* **What this task involves**: Repeat the listing in full. Nothing may be added or left out.

Dataset entries

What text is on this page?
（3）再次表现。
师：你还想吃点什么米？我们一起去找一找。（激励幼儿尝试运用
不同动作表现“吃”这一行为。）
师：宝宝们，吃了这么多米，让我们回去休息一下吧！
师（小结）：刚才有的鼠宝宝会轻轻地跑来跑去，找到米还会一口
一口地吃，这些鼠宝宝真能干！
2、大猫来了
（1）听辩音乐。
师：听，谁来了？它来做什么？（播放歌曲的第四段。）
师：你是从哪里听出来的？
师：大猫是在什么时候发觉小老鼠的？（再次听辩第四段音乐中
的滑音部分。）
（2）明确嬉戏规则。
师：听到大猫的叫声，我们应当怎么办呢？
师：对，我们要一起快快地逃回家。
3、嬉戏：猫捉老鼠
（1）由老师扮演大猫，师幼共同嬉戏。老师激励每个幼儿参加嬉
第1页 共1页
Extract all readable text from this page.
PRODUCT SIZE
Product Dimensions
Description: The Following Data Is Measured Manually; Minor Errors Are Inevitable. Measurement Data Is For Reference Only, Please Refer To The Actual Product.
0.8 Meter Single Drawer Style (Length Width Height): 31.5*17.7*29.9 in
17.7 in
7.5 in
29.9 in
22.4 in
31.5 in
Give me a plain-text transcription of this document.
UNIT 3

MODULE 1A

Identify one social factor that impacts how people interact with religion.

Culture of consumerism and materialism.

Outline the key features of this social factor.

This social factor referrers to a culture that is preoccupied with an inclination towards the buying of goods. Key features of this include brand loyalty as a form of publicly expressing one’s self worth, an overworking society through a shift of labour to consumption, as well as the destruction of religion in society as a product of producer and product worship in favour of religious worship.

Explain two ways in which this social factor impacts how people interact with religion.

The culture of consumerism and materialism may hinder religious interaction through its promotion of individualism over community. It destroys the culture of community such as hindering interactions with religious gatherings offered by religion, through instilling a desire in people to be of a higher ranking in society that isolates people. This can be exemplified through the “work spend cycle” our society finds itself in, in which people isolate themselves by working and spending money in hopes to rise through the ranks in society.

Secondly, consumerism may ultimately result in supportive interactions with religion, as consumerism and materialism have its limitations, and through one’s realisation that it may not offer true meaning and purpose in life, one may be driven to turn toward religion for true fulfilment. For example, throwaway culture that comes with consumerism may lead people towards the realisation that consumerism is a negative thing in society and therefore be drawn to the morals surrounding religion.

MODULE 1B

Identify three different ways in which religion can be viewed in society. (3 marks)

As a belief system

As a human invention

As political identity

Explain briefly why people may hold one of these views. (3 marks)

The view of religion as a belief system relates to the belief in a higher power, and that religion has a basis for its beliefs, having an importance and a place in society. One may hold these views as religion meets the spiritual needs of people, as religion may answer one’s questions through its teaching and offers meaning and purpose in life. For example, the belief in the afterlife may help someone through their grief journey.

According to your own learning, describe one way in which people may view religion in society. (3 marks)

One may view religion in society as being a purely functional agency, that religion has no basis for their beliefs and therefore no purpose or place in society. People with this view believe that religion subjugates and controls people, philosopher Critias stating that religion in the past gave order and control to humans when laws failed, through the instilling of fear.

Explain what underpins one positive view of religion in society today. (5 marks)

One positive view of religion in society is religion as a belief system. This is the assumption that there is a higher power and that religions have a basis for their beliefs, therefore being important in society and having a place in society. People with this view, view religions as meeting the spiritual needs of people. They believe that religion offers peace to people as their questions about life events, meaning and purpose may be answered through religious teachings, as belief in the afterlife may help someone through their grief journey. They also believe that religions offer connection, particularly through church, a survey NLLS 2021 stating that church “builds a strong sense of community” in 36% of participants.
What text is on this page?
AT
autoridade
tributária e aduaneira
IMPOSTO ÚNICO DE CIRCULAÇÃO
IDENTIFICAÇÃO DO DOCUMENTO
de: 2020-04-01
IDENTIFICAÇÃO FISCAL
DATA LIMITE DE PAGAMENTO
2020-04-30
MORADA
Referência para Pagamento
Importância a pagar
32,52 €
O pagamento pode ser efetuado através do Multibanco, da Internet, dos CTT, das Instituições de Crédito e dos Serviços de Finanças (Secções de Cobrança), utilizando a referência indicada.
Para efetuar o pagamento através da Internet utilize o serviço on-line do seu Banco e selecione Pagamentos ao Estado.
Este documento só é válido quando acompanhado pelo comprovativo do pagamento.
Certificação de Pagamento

* **Task answer**:
What text is on this page?
（3）再次表现。
师：你还想吃点什么米？我们一起去找一找。（激励幼儿尝试运用
不同动作表现“吃”这一行为。）
师：宝宝们，吃了这么多米，让我们回去休息一下吧！
师（小结）：刚才有的鼠宝宝会轻轻地跑来跑去，找到米还会一口
一口地吃，这些鼠宝宝真能干！
2、大猫来了
（1）听辩音乐。
师：听，谁来了？它来做什么？（播放歌曲的第四段。）
师：你是从哪里听出来的？
师：大猫是在什么时候发觉小老鼠的？（再次听辩第四段音乐中
的滑音部分。）
（2）明确嬉戏规则。
师：听到大猫的叫声，我们应当怎么办呢？
师：对，我们要一起快快地逃回家。
3、嬉戏：猫捉老鼠
（1）由老师扮演大猫，师幼共同嬉戏。老师激励每个幼儿参加嬉
第1页 共1页
Extract all readable text from this page.
PRODUCT SIZE
Product Dimensions
Description: The Following Data Is Measured Manually; Minor Errors Are Inevitable. Measurement Data Is For Reference Only, Please Refer To The Actual Product.
0.8 Meter Single Drawer Style (Length Width Height): 31.5*17.7*29.9 in
17.7 in
7.5 in
29.9 in
22.4 in
31.5 in
Give me a plain-text transcription of this document.
UNIT 3

MODULE 1A

Identify one social factor that impacts how people interact with religion.

Culture of consumerism and materialism.

Outline the key features of this social factor.

This social factor referrers to a culture that is preoccupied with an inclination towards the buying of goods. Key features of this include brand loyalty as a form of publicly expressing one’s self worth, an overworking society through a shift of labour to consumption, as well as the destruction of religion in society as a product of producer and product worship in favour of religious worship.

Explain two ways in which this social factor impacts how people interact with religion.

The culture of consumerism and materialism may hinder religious interaction through its promotion of individualism over community. It destroys the culture of community such as hindering interactions with religious gatherings offered by religion, through instilling a desire in people to be of a higher ranking in society that isolates people. This can be exemplified through the “work spend cycle” our society finds itself in, in which people isolate themselves by working and spending money in hopes to rise through the ranks in society.

Secondly, consumerism may ultimately result in supportive interactions with religion, as consumerism and materialism have its limitations, and through one’s realisation that it may not offer true meaning and purpose in life, one may be driven to turn toward religion for true fulfilment. For example, throwaway culture that comes with consumerism may lead people towards the realisation that consumerism is a negative thing in society and therefore be drawn to the morals surrounding religion.

MODULE 1B

Identify three different ways in which religion can be viewed in society. (3 marks)

As a belief system

As a human invention

As political identity

Explain briefly why people may hold one of these views. (3 marks)

The view of religion as a belief system relates to the belief in a higher power, and that religion has a basis for its beliefs, having an importance and a place in society. One may hold these views as religion meets the spiritual needs of people, as religion may answer one’s questions through its teaching and offers meaning and purpose in life. For example, the belief in the afterlife may help someone through their grief journey.

According to your own learning, describe one way in which people may view religion in society. (3 marks)

One may view religion in society as being a purely functional agency, that religion has no basis for their beliefs and therefore no purpose or place in society. People with this view believe that religion subjugates and controls people, philosopher Critias stating that religion in the past gave order and control to humans when laws failed, through the instilling of fear.

Explain what underpins one positive view of religion in society today. (5 marks)

One positive view of religion in society is religion as a belief system. This is the assumption that there is a higher power and that religions have a basis for their beliefs, therefore being important in society and having a place in society. People with this view, view religions as meeting the spiritual needs of people. They believe that religion offers peace to people as their questions about life events, meaning and purpose may be answered through religious teachings, as belief in the afterlife may help someone through their grief journey. They also believe that religions offer connection, particularly through church, a survey NLLS 2021 stating that church “builds a strong sense of community” in 36% of participants.
What text is on this page?
AT
autoridade
tributária e aduaneira
IMPOSTO ÚNICO DE CIRCULAÇÃO
IDENTIFICAÇÃO DO DOCUMENTO
de: 2020-04-01
IDENTIFICAÇÃO FISCAL
DATA LIMITE DE PAGAMENTO
2020-04-30
MORADA
Referência para Pagamento
Importância a pagar
32,52 €
O pagamento pode ser efetuado através do Multibanco, da Internet, dos CTT, das Instituições de Crédito e dos Serviços de Finanças (Secções de Cobrança), utilizando a referência indicada.
Para efetuar o pagamento através da Internet utilize o serviço on-line do seu Banco e selecione Pagamentos ao Estado.
Este documento só é válido quando acompanhado pelo comprovativo do pagamento.
Certificação de Pagamento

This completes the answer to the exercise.